DATA LISTING:
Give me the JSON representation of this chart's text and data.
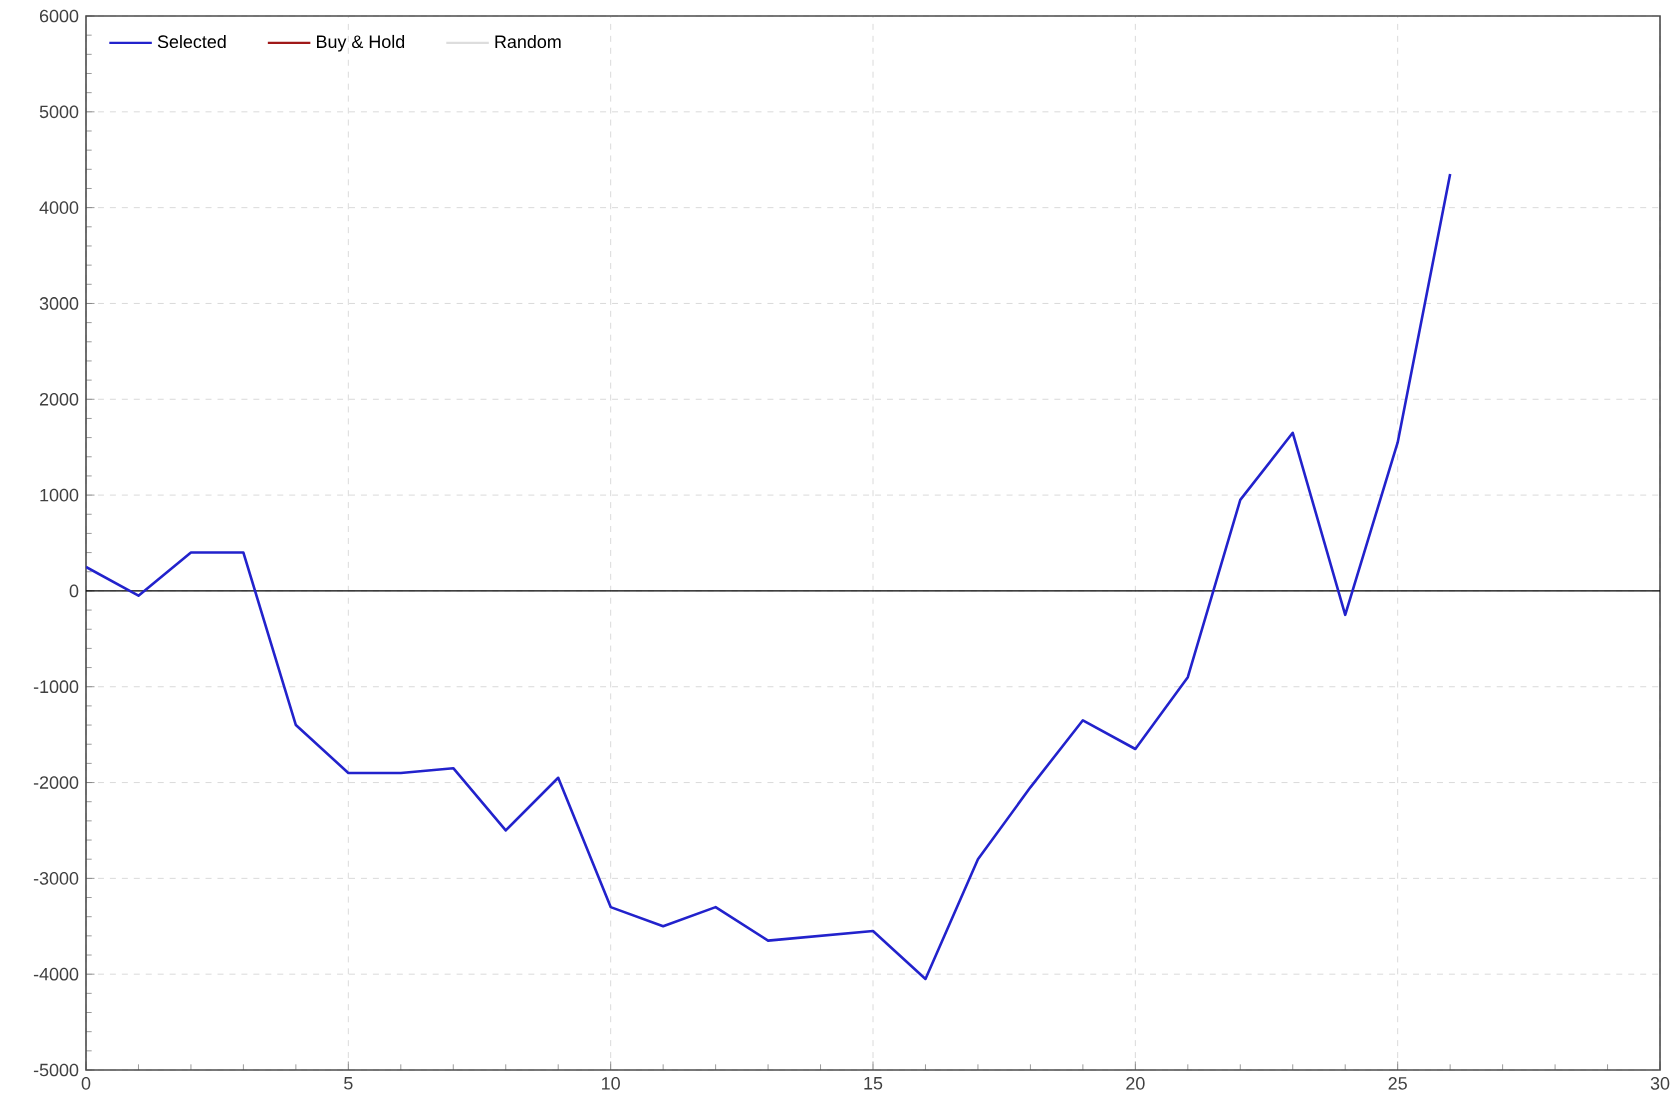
{
  "chart_data": {
    "type": "line",
    "x": [
      0,
      1,
      2,
      3,
      4,
      5,
      6,
      7,
      8,
      9,
      10,
      11,
      12,
      13,
      14,
      15,
      16,
      17,
      18,
      19,
      20,
      21,
      22,
      23,
      24,
      25,
      26
    ],
    "series": [
      {
        "name": "Selected",
        "color": "#2222cc",
        "values": [
          250,
          -50,
          400,
          400,
          -1400,
          -1900,
          -1900,
          -1850,
          -2500,
          -1950,
          -3300,
          -3500,
          -3300,
          -3650,
          -3600,
          -3550,
          -4050,
          -2800,
          -2050,
          -1350,
          -1650,
          -900,
          950,
          1650,
          -250,
          1550,
          4350
        ]
      },
      {
        "name": "Buy & Hold",
        "color": "#a01818",
        "values": [
          null,
          null,
          null,
          null,
          null,
          null,
          null,
          null,
          null,
          null,
          null,
          null,
          null,
          null,
          null,
          null,
          null,
          null,
          null,
          null,
          null,
          null,
          null,
          null,
          null,
          null,
          null
        ]
      },
      {
        "name": "Random",
        "color": "#dddddd",
        "values": [
          null,
          null,
          null,
          null,
          null,
          null,
          null,
          null,
          null,
          null,
          null,
          null,
          null,
          null,
          null,
          null,
          null,
          null,
          null,
          null,
          null,
          null,
          null,
          null,
          null,
          null,
          null
        ]
      }
    ],
    "xlim": [
      0,
      30
    ],
    "xticks": [
      0,
      5,
      10,
      15,
      20,
      25,
      30
    ],
    "ylim": [
      -5000,
      6000
    ],
    "yticks": [
      -5000,
      -4000,
      -3000,
      -2000,
      -1000,
      0,
      1000,
      2000,
      3000,
      4000,
      5000,
      6000
    ],
    "ref_lines": [
      {
        "axis": "y",
        "value": 0,
        "color": "#000000"
      }
    ],
    "grid": true,
    "legend": "top left",
    "marker": "none",
    "line_style": "solid"
  }
}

WHAT THIS TASK INVOLVES:
Copy every line from the records above that contains the word "name".

ANSWER:
        "name": "Selected",
        "name": "Buy & Hold",
        "name": "Random",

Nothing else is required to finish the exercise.